» **Stated exercise**: From the entries that follow, gather each line holding the word "missile".

» **Stored rows**:
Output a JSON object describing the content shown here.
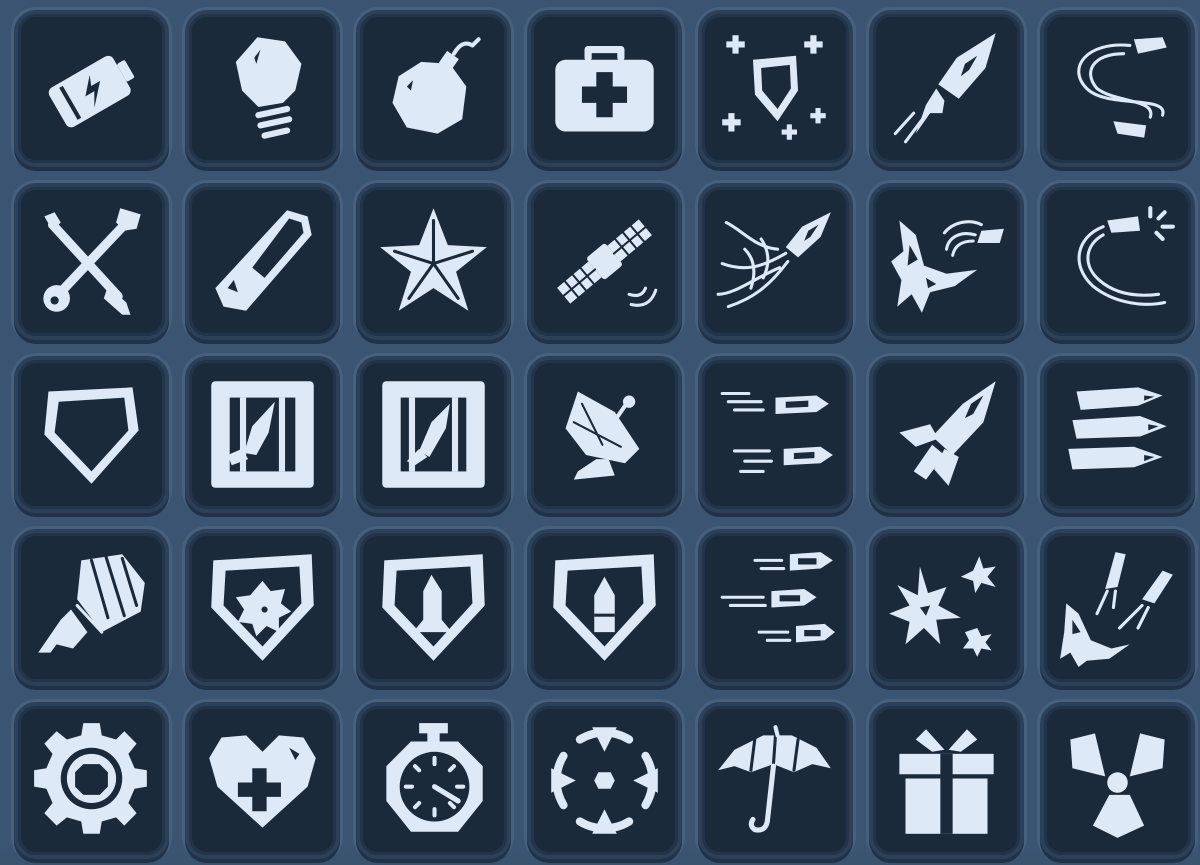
{
  "palette": {
    "background": "#3b5472",
    "tile": "#1b2a3b",
    "tile_border": "#2c4058",
    "icon": "#dde9f7"
  },
  "icons": [
    "battery-icon",
    "lightbulb-icon",
    "bomb-icon",
    "medkit-icon",
    "shield-sparkle-icon",
    "rocket-icon",
    "orbit-bullets-icon",
    "repair-tools-icon",
    "pill-icon",
    "star-icon",
    "satellite-icon",
    "rocket-smoke-icon",
    "rocket-impact-icon",
    "circling-bullet-icon",
    "shield-icon",
    "crate-bomb-icon",
    "crate-missile-icon",
    "radar-dish-icon",
    "twin-bullets-icon",
    "rocket-launch-icon",
    "triple-bullets-icon",
    "parachute-icon",
    "shield-burst-icon",
    "shield-missile-icon",
    "shield-bullet-icon",
    "bullet-barrage-icon",
    "explosions-icon",
    "missile-strike-icon",
    "gear-icon",
    "heart-health-icon",
    "stopwatch-icon",
    "crosshair-icon",
    "umbrella-icon",
    "gift-icon",
    "radiation-icon"
  ]
}
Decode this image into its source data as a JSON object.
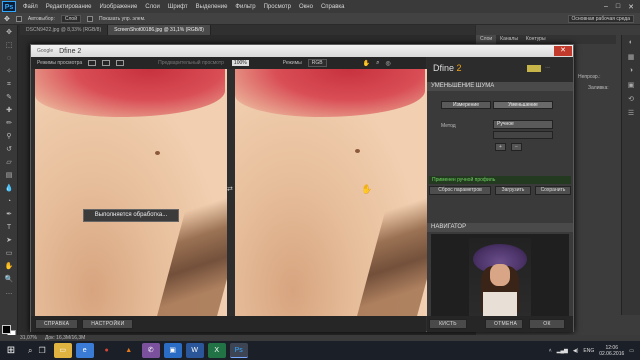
{
  "ps": {
    "menu": [
      "Файл",
      "Редактирование",
      "Изображение",
      "Слои",
      "Шрифт",
      "Выделение",
      "Фильтр",
      "Просмотр",
      "Окно",
      "Справка"
    ],
    "logo": "Ps",
    "options": {
      "auto_select": "Автовыбор:",
      "layer_value": "Слой",
      "show_controls": "Показать упр. элем.",
      "workspace": "Основная рабочая среда"
    },
    "tabs": [
      "DSCN9422.jpg @ 8,33% (RGB/8)",
      "ScreenShot00186.jpg @ 31,1% (RGB/8)"
    ],
    "right_tabs": [
      "Слои",
      "Каналы",
      "Контуры"
    ],
    "right_labels": {
      "opacity": "Непрозр.:",
      "fill": "Заливка:"
    },
    "status": {
      "zoom": "31,07%",
      "doc": "Док: 16,3M/16,3M"
    }
  },
  "dfine": {
    "google": "Google",
    "title": "Dfine 2",
    "close": "✕",
    "preview_mode": "Режимы просмотра",
    "loupe": "Предварительный просмотр",
    "zoom": "100%",
    "right_mode_label": "Режимы",
    "right_mode_value": "RGB",
    "processing": "Выполняется обработка...",
    "brand_name": "Dfine",
    "brand_num": "2",
    "section_reduce": "УМЕНЬШЕНИЕ ШУМА",
    "seg_measure": "Измерение",
    "seg_reduce": "Уменьшение",
    "method_label": "Метод",
    "method_value": "Ручное",
    "profile_msg": "Применен ручной профиль",
    "btn_reset": "Сброс параметров",
    "btn_load": "Загрузить",
    "btn_save": "Сохранить",
    "section_nav": "НАВИГАТОР",
    "btn_help": "СПРАВКА",
    "btn_settings": "НАСТРОЙКИ",
    "btn_brush": "КИСТЬ",
    "btn_cancel": "ОТМЕНА",
    "btn_ok": "ОК"
  },
  "taskbar": {
    "start": "⊞",
    "apps": [
      {
        "name": "file-explorer",
        "glyph": "▭",
        "color": "#e0b341"
      },
      {
        "name": "edge",
        "glyph": "e",
        "color": "#3a7bd5"
      },
      {
        "name": "chrome",
        "glyph": "●",
        "color": "#d64534"
      },
      {
        "name": "vlc",
        "glyph": "▲",
        "color": "#e8791a"
      },
      {
        "name": "viber",
        "glyph": "✆",
        "color": "#7b519d"
      },
      {
        "name": "store",
        "glyph": "▣",
        "color": "#2b6cc4"
      },
      {
        "name": "word",
        "glyph": "W",
        "color": "#2b579a"
      },
      {
        "name": "excel",
        "glyph": "X",
        "color": "#217346"
      },
      {
        "name": "photoshop",
        "glyph": "Ps",
        "color": "#31a8ff"
      }
    ],
    "lang": "ENG",
    "time": "12:06",
    "date": "02.06.2016"
  }
}
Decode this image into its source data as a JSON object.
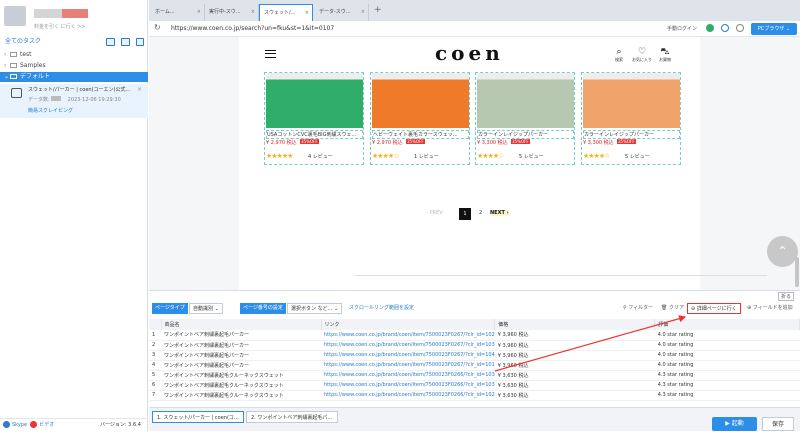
{
  "user": {
    "subtitle": "料金を引く に行く >>"
  },
  "sidebar": {
    "all_tasks": "全てのタスク",
    "folders": [
      {
        "name": "test"
      },
      {
        "name": "Samples"
      }
    ],
    "default_group": "デフォルト",
    "task": {
      "title": "スウェット/パーカー | coen(コーエン)公式...",
      "data_label": "データ数:",
      "date": "2023-12-06 19:29:30",
      "link": "簡易スクレイピング"
    },
    "footer": {
      "skype": "Skype",
      "video": "ビデオ",
      "version": "バージョン: 3.6.4"
    }
  },
  "browser": {
    "tabs": [
      {
        "label": "ホーム..."
      },
      {
        "label": "実行中-スウ..."
      },
      {
        "label": "スウェット/..."
      },
      {
        "label": "データ-スウ..."
      }
    ],
    "plus": "+",
    "url": "https://www.coen.co.jp/search?un=fku&st=1&it=0107",
    "login": "手動ログイン",
    "mode_button": "PCブラウザ ⌄"
  },
  "page": {
    "logo": "coen",
    "header_icons": [
      {
        "name": "search",
        "glyph": "⌕",
        "label": "検索"
      },
      {
        "name": "heart",
        "glyph": "♡",
        "label": "お気に入り"
      },
      {
        "name": "cart",
        "glyph": "⛍",
        "label": "お買物"
      }
    ],
    "products": [
      {
        "title": "USAコットンCVC裏毛BIG刺繍スウェ...",
        "price": "¥ 2,970 税込",
        "off": "35%OFF",
        "stars": "★★★★★",
        "reviews": "4 レビュー",
        "color": "#2fae6a"
      },
      {
        "title": "ヘビーウェイト裏毛カラースウェッ...",
        "price": "¥ 2,970 税込",
        "off": "35%OFF",
        "stars": "★★★★☆",
        "reviews": "1 レビュー",
        "color": "#ef7a2a"
      },
      {
        "title": "カラーインレイジップパーカー",
        "price": "¥ 3,300 税込",
        "off": "35%OFF",
        "stars": "★★★★☆",
        "reviews": "5 レビュー",
        "color": "#b7c8b0"
      },
      {
        "title": "カラーインレイジップパーカー",
        "price": "¥ 3,300 税込",
        "off": "35%OFF",
        "stars": "★★★★☆",
        "reviews": "5 レビュー",
        "color": "#f0a36a"
      }
    ],
    "pager": {
      "prev": "‹ PREV",
      "current": "1",
      "next_page": "2",
      "next": "NEXT ›"
    },
    "to_top": "⌃"
  },
  "panel": {
    "collapse": "折る",
    "page_type_tag": "ページタイプ",
    "page_type_value": "自動識別 ⌄",
    "page_num_tag": "ページ番号の設定",
    "page_num_value": "選択ボタン など... ⌄",
    "scroll_link": "スクロールリング範囲を設定",
    "filter": "フィルター",
    "clear": "クリア",
    "detail": "詳細ページに行く",
    "add_field": "フィールドを追加",
    "columns": [
      "",
      "商品名",
      "リンク",
      "価格",
      "評価"
    ],
    "rows": [
      [
        "1",
        "ワンポイントベア刺繍裏起毛パーカー",
        "https://www.coen.co.jp/brand/coen/item/7500023F0267/?clr_id=102",
        "¥ 3,960 税込",
        "4.0 star rating"
      ],
      [
        "2",
        "ワンポイントベア刺繍裏起毛パーカー",
        "https://www.coen.co.jp/brand/coen/item/7500023F0267/?clr_id=103",
        "¥ 3,960 税込",
        "4.0 star rating"
      ],
      [
        "3",
        "ワンポイントベア刺繍裏起毛パーカー",
        "https://www.coen.co.jp/brand/coen/item/7500023F0267/?clr_id=104",
        "¥ 3,960 税込",
        "4.0 star rating"
      ],
      [
        "4",
        "ワンポイントベア刺繍裏起毛パーカー",
        "https://www.coen.co.jp/brand/coen/item/7500023F0267/?clr_id=101",
        "¥ 3,960 税込",
        "4.0 star rating"
      ],
      [
        "5",
        "ワンポイントベア刺繍裏起毛クルーネックスウェット",
        "https://www.coen.co.jp/brand/coen/item/7500023F0266/?clr_id=103",
        "¥ 3,630 税込",
        "4.3 star rating"
      ],
      [
        "6",
        "ワンポイントベア刺繍裏起毛クルーネックスウェット",
        "https://www.coen.co.jp/brand/coen/item/7500023F0266/?clr_id=103",
        "¥ 3,630 税込",
        "4.3 star rating"
      ],
      [
        "7",
        "ワンポイントベア刺繍裏起毛クルーネックスウェット",
        "https://www.coen.co.jp/brand/coen/item/7500023F0266/?clr_id=102",
        "¥ 3,630 税込",
        "4.3 star rating"
      ]
    ]
  },
  "bottom_tabs": [
    {
      "label": "1. スウェット/パーカー | coen(コ..."
    },
    {
      "label": "2. ワンポイントベア刺繍裏起毛パ..."
    }
  ],
  "actions": {
    "run": "▶ 起動",
    "save": "保存"
  }
}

» **Answer**:
    "crate-missile-icon",
    "shield-missile-icon",
    "missile-strike-icon",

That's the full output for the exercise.